Brief :: Find the string "slope" in the entries and copy each line that has it.

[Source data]
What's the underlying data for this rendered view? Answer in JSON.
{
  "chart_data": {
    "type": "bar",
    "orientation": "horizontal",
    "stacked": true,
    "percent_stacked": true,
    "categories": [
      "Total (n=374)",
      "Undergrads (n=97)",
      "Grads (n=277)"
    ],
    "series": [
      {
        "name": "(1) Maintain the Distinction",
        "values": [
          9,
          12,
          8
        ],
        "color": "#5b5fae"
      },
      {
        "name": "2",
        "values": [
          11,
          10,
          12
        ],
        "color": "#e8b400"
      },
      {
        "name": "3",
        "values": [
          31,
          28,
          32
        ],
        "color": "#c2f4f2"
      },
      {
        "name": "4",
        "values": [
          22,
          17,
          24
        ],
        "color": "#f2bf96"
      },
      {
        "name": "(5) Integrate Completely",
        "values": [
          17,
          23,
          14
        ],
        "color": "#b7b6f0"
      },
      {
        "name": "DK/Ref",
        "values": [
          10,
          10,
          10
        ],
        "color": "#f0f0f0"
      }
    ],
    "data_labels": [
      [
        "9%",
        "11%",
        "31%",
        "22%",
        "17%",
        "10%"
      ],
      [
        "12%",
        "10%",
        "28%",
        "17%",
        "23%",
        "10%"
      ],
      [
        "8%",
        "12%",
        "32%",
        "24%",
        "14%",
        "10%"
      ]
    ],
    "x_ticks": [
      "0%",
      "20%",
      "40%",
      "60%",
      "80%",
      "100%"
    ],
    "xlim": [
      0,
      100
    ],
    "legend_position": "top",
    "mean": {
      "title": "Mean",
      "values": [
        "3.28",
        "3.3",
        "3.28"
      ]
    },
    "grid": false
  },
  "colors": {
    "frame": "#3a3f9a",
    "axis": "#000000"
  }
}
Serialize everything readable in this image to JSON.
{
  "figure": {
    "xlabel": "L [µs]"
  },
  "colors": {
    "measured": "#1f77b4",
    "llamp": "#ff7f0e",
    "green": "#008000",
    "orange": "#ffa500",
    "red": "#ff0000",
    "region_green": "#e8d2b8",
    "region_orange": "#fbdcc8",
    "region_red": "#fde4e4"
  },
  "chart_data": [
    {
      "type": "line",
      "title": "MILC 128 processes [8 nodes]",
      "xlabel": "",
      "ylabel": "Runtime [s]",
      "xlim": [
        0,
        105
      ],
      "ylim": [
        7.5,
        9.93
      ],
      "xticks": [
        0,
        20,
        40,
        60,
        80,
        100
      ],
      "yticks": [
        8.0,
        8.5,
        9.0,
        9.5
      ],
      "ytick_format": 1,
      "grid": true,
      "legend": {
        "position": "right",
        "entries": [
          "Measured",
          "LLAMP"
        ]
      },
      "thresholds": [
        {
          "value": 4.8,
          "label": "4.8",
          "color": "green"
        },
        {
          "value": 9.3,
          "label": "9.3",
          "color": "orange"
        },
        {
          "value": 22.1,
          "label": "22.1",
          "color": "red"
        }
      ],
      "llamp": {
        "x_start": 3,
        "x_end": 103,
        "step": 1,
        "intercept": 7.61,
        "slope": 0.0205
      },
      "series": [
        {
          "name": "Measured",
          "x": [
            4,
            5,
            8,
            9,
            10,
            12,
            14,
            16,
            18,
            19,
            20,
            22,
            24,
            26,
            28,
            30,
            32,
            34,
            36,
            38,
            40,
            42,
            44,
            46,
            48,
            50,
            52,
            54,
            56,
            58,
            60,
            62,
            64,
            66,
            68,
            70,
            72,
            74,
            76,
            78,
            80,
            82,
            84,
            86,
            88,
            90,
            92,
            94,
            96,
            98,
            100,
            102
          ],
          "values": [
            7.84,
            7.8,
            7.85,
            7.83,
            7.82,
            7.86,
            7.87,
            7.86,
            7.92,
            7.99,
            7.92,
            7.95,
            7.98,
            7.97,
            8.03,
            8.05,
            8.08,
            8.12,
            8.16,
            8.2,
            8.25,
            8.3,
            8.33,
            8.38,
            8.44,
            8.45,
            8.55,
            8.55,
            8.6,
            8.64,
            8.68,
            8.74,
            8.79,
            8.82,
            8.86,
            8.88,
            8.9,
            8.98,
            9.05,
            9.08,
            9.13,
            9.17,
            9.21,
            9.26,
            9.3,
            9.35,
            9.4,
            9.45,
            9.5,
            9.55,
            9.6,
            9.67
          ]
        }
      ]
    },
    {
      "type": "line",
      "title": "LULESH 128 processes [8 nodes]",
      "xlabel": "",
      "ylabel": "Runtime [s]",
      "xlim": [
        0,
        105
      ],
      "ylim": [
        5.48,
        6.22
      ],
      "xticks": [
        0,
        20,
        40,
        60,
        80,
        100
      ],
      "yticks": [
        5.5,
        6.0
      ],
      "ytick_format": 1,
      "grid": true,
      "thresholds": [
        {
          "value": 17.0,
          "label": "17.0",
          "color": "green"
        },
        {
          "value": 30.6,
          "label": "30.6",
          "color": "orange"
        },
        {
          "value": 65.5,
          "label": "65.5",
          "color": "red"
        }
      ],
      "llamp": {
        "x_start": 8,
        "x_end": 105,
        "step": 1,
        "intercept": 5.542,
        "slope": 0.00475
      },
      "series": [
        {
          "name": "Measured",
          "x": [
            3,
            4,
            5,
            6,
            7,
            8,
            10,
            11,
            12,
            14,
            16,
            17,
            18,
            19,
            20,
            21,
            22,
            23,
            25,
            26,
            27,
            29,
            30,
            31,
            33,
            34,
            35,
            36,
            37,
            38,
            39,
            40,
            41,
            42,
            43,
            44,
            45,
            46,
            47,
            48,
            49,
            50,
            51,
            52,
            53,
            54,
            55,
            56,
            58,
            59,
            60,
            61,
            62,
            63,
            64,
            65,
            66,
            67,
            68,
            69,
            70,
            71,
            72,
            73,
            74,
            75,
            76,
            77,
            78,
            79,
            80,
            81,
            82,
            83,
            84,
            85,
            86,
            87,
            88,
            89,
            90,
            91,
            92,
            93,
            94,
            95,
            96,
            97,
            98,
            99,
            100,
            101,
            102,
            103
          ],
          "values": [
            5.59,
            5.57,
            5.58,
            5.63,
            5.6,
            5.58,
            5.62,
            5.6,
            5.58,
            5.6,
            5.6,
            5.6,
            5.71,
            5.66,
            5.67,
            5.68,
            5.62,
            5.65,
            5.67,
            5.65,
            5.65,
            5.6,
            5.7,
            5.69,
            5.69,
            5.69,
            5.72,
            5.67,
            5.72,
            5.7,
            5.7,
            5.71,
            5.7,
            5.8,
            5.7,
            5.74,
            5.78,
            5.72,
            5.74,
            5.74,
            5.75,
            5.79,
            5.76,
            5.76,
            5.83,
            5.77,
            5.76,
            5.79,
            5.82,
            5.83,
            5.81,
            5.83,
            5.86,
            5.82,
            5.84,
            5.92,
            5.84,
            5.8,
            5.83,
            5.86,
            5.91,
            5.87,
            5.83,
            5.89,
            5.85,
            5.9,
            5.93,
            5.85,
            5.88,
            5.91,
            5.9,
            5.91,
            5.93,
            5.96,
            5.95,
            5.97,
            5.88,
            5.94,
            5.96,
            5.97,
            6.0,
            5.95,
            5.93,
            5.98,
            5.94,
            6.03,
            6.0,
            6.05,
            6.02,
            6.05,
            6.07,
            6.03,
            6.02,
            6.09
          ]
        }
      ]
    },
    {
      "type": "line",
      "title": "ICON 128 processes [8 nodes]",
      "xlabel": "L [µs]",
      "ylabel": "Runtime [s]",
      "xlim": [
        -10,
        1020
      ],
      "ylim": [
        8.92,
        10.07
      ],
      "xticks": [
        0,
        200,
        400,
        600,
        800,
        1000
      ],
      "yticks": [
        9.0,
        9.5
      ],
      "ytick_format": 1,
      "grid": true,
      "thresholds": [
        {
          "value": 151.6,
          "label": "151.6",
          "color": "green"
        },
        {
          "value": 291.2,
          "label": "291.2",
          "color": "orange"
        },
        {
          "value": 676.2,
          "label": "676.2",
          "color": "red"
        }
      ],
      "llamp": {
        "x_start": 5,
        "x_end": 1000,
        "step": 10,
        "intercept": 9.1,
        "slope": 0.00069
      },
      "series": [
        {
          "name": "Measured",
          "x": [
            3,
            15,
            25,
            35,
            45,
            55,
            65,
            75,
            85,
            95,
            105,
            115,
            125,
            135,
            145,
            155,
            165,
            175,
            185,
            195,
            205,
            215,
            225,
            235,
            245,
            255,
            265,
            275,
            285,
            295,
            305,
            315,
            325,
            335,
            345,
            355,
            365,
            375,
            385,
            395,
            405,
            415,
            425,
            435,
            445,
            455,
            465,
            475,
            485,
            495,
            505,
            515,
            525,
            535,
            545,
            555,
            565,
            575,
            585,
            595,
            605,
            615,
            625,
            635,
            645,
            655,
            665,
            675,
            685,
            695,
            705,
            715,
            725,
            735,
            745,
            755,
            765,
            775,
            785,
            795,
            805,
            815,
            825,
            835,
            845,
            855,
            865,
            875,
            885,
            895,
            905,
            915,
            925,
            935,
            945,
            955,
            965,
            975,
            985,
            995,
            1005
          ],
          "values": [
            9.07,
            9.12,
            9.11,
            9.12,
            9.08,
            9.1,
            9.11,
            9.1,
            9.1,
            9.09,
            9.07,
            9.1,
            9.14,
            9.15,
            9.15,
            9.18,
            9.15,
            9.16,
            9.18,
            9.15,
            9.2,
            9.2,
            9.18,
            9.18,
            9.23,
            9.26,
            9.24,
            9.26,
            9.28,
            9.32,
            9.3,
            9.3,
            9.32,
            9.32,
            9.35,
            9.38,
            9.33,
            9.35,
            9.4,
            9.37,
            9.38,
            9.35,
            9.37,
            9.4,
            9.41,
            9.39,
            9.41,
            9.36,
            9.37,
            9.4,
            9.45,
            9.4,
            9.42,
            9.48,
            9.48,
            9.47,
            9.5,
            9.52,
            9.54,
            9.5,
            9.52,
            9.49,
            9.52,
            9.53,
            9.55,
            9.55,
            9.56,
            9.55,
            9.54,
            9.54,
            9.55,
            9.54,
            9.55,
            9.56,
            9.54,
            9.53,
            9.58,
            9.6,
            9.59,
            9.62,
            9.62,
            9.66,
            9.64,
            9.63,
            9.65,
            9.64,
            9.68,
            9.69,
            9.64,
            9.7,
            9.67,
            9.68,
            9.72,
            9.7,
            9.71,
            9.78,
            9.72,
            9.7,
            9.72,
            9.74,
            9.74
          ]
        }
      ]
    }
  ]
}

Exercise result ::
        "slope": 0.0205
        "slope": 0.00475
        "slope": 0.00069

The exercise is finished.